**Supplied data**
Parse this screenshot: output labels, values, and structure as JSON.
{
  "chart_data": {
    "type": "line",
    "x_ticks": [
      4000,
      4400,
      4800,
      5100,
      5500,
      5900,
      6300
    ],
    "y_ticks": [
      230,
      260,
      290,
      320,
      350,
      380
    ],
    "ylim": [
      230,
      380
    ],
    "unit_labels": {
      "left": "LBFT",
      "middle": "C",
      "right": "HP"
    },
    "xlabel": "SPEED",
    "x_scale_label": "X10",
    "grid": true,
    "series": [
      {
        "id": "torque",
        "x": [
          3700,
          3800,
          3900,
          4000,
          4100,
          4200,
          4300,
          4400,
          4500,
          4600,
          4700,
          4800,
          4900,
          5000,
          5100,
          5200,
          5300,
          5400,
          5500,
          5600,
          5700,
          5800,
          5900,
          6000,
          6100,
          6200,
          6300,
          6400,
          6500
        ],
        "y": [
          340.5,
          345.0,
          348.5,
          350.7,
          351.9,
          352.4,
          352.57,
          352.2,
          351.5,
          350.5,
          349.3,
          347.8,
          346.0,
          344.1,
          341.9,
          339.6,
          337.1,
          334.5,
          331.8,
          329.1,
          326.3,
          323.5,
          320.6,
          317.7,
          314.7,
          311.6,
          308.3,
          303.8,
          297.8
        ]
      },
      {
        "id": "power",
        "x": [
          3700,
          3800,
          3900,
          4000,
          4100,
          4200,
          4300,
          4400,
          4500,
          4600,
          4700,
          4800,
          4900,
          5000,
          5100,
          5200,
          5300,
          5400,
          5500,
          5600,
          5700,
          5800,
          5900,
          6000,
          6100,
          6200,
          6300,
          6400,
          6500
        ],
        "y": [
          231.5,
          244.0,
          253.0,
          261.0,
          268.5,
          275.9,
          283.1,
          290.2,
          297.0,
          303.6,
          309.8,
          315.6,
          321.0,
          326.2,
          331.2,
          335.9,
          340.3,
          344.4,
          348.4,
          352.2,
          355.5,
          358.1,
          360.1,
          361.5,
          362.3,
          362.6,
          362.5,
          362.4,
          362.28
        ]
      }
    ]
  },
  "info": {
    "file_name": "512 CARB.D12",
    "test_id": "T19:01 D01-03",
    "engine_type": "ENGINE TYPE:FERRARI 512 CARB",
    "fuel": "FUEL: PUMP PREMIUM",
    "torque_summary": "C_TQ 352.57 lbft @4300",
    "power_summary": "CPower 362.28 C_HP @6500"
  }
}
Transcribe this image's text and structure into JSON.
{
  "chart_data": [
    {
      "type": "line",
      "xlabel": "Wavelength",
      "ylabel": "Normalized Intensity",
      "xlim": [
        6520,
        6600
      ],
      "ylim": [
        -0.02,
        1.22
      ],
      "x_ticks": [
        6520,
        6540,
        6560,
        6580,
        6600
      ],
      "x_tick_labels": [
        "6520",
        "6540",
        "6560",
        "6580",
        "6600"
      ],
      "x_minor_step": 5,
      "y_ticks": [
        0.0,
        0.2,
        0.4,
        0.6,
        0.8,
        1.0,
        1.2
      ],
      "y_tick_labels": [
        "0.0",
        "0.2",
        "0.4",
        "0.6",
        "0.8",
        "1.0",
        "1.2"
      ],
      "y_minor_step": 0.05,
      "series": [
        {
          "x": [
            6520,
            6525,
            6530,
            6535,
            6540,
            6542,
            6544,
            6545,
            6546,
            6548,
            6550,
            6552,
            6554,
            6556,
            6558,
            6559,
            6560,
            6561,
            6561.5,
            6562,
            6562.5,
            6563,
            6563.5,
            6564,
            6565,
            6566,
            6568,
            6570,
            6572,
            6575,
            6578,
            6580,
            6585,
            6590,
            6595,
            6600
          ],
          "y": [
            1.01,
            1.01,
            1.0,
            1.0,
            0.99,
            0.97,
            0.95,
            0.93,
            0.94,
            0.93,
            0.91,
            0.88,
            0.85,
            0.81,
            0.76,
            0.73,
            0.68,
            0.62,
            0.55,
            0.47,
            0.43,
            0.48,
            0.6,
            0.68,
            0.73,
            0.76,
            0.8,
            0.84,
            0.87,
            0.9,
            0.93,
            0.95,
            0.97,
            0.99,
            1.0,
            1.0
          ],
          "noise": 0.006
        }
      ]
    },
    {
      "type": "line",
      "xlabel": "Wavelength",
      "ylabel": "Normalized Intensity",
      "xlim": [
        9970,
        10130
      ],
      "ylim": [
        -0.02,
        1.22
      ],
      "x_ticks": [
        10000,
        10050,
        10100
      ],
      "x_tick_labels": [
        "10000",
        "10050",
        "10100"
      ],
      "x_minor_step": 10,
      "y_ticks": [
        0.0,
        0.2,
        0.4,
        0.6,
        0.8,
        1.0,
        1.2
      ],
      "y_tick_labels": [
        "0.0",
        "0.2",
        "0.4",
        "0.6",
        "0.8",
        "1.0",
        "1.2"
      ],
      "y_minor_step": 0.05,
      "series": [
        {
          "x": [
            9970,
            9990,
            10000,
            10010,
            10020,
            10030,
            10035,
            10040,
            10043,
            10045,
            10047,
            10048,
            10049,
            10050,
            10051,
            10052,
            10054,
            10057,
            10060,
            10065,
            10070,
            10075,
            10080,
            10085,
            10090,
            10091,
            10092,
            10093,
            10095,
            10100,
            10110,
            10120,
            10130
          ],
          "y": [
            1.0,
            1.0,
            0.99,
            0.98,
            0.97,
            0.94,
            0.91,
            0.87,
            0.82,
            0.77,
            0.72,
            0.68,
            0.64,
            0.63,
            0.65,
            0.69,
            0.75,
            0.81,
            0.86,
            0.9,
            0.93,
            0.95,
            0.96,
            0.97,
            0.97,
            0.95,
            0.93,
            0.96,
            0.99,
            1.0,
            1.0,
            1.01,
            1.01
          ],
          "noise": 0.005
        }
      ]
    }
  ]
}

**Work to be completed**
In the entries above, identify every line with the word "this". Copy those lines.

**Written response**
Parse this screenshot: output labels, values, and structure as JSON.
Transcribe this image's text and structure into JSON.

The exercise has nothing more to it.